▶ _EXERCISE PROMPT_
What lines of the data include the string "intro"? Copy them all.

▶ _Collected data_
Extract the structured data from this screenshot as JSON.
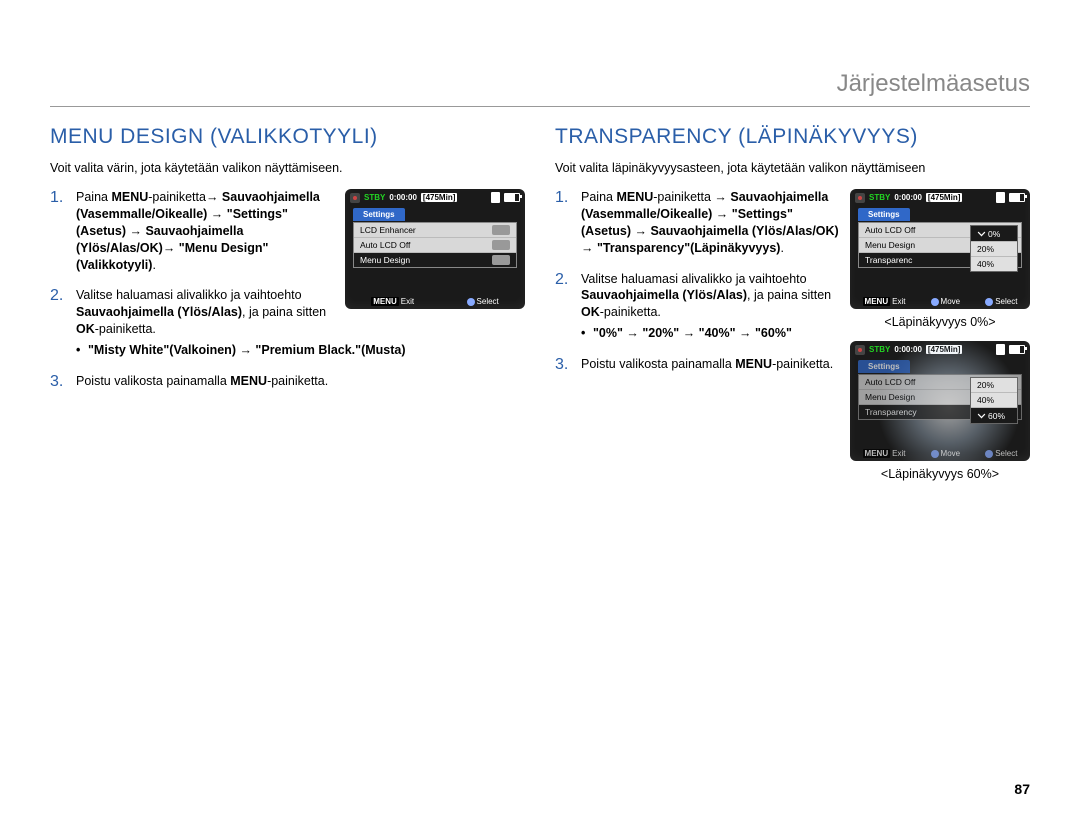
{
  "page": {
    "header": "Järjestelmäasetus",
    "number": "87"
  },
  "left": {
    "title": "MENU DESIGN (VALIKKOTYYLI)",
    "intro": "Voit valita värin, jota käytetään valikon näyttämiseen.",
    "step1_a": "Paina ",
    "step1_b": "MENU",
    "step1_c": "-painiketta→ ",
    "step1_d": "Sauvaohjaimella (Vasemmalle/Oikealle) → \"Settings\"(Asetus) → Sauvaohjaimella (Ylös/Alas/OK)→ \"Menu Design\"(Valikkotyyli)",
    "step1_e": ".",
    "step2_a": "Valitse haluamasi alivalikko ja vaihtoehto ",
    "step2_b": "Sauvaohjaimella (Ylös/Alas)",
    "step2_c": ", ja paina sitten ",
    "step2_d": "OK",
    "step2_e": "-painiketta.",
    "step2_bullet": "\"Misty White\"(Valkoinen) → \"Premium Black.\"(Musta)",
    "step3_a": "Poistu valikosta painamalla ",
    "step3_b": "MENU",
    "step3_c": "-painiketta."
  },
  "right": {
    "title": "TRANSPARENCY (LÄPINÄKYVYYS)",
    "intro": "Voit valita läpinäkyvyysasteen, jota käytetään valikon näyttämiseen",
    "step1_a": "Paina ",
    "step1_b": "MENU",
    "step1_c": "-painiketta → ",
    "step1_d": "Sauvaohjaimella (Vasemmalle/Oikealle) → \"Settings\"(Asetus) → Sauvaohjaimella (Ylös/Alas/OK) → \"Transparency\"(Läpinäkyvyys)",
    "step1_e": ".",
    "step2_a": "Valitse haluamasi alivalikko ja vaihtoehto ",
    "step2_b": "Sauvaohjaimella (Ylös/Alas)",
    "step2_c": ", ja paina sitten ",
    "step2_d": "OK",
    "step2_e": "-painiketta.",
    "step2_bullet": "\"0%\" → \"20%\" → \"40%\" → \"60%\"",
    "step3_a": "Poistu valikosta painamalla ",
    "step3_b": "MENU",
    "step3_c": "-painiketta.",
    "caption0": "<Läpinäkyvyys 0%>",
    "caption60": "<Läpinäkyvyys 60%>"
  },
  "cam": {
    "stby": "STBY",
    "time": "0:00:00",
    "remain": "[475Min]",
    "tab": "Settings",
    "exit_tag": "MENU",
    "exit": "Exit",
    "move": "Move",
    "select": "Select",
    "left_rows": [
      "LCD Enhancer",
      "Auto LCD Off",
      "Menu Design"
    ],
    "right_rows": [
      "Auto LCD Off",
      "Menu Design",
      "Transparenc"
    ],
    "popup": [
      "0%",
      "20%",
      "40%"
    ],
    "ghost_rows": [
      "Auto LCD Off",
      "Menu Design",
      "Transparency"
    ],
    "ghost_popup": [
      "20%",
      "40%",
      "60%"
    ]
  }
}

▶ _RESULT_
    "intro": "Voit valita värin, jota käytetään valikon näyttämiseen.",
    "intro": "Voit valita läpinäkyvyysasteen, jota käytetään valikon näyttämiseen",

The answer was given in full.